What is being asked.
Every line that includes the word "ResNet" is to be listed.

[begin Records for this task]

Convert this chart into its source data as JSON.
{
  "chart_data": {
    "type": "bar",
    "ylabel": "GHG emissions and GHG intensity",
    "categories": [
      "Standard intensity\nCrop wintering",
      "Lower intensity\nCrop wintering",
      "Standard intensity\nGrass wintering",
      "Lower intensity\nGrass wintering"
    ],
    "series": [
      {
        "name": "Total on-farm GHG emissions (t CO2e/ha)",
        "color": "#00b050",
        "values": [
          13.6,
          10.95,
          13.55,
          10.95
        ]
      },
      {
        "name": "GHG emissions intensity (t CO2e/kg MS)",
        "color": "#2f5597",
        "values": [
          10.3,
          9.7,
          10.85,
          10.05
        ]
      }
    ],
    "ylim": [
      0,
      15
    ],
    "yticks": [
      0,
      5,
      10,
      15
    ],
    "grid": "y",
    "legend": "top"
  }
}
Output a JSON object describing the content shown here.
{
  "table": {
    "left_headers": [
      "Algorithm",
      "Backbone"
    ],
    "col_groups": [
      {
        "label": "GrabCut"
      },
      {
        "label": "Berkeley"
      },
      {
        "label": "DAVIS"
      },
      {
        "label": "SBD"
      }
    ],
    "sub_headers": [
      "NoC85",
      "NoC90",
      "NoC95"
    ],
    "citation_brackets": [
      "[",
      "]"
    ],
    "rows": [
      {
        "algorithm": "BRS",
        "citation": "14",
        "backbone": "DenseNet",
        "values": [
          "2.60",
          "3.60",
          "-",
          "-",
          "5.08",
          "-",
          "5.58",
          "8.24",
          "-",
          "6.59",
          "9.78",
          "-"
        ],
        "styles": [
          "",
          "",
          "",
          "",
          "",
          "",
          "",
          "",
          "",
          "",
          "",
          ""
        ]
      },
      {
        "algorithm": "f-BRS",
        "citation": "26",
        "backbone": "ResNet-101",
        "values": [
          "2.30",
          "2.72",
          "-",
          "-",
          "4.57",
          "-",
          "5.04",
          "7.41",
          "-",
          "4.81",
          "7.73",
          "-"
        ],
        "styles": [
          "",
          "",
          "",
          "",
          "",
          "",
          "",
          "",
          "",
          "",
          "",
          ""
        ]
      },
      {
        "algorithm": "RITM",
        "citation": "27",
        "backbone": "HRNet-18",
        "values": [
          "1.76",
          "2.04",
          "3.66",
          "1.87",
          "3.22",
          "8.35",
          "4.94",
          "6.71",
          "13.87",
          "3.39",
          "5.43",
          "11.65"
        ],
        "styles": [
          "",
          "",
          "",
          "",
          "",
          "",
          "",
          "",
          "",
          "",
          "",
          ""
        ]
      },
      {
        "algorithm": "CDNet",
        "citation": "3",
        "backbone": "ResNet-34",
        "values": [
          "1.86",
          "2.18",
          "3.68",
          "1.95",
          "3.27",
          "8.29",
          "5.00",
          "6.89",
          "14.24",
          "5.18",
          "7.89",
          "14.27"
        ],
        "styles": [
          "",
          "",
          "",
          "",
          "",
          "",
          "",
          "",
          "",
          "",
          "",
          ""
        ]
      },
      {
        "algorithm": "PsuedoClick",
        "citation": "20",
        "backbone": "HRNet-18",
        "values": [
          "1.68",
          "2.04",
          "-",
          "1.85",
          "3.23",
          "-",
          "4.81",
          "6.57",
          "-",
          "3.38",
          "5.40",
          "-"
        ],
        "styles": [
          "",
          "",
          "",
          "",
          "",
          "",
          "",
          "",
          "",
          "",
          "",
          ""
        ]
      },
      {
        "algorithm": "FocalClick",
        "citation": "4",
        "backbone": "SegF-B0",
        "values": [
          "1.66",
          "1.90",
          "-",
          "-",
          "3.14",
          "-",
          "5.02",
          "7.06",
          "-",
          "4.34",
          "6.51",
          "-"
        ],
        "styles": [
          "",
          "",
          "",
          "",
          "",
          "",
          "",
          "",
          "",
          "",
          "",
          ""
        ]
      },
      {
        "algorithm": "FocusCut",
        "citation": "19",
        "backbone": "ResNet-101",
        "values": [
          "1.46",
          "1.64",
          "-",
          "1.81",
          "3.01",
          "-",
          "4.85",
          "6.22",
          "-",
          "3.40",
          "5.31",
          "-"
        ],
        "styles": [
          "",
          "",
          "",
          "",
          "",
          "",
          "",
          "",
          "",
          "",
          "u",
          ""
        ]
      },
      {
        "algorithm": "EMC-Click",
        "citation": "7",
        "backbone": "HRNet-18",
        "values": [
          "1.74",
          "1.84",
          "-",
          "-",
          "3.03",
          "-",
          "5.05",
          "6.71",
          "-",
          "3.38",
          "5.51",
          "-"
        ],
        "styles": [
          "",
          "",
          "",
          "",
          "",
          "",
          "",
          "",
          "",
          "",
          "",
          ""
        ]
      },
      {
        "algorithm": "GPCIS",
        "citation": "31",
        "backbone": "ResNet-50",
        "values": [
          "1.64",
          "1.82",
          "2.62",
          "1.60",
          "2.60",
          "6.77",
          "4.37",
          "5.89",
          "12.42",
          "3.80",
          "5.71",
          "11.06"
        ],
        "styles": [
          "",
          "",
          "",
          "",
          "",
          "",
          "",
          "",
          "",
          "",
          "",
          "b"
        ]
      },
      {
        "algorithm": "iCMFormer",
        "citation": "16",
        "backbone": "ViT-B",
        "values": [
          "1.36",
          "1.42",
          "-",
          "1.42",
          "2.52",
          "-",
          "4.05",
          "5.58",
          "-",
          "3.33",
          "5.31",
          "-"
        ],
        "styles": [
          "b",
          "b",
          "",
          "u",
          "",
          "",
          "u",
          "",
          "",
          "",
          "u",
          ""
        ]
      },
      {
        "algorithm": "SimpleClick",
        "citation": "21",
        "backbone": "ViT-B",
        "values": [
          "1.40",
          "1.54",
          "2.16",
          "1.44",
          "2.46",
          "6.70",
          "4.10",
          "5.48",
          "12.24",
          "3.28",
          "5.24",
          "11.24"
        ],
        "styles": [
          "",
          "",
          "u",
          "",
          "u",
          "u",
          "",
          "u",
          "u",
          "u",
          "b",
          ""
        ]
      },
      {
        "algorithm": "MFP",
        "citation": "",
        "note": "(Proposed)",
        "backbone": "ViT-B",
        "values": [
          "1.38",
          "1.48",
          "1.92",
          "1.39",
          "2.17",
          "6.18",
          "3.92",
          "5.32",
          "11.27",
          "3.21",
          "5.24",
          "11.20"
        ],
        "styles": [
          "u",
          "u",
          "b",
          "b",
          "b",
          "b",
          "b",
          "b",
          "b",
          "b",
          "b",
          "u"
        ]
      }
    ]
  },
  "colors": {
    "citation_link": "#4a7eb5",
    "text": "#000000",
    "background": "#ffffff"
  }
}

[end Records for this task]

Solution to this exercise.
        "backbone": "ResNet-101",
        "backbone": "ResNet-34",
        "backbone": "ResNet-101",
        "backbone": "ResNet-50",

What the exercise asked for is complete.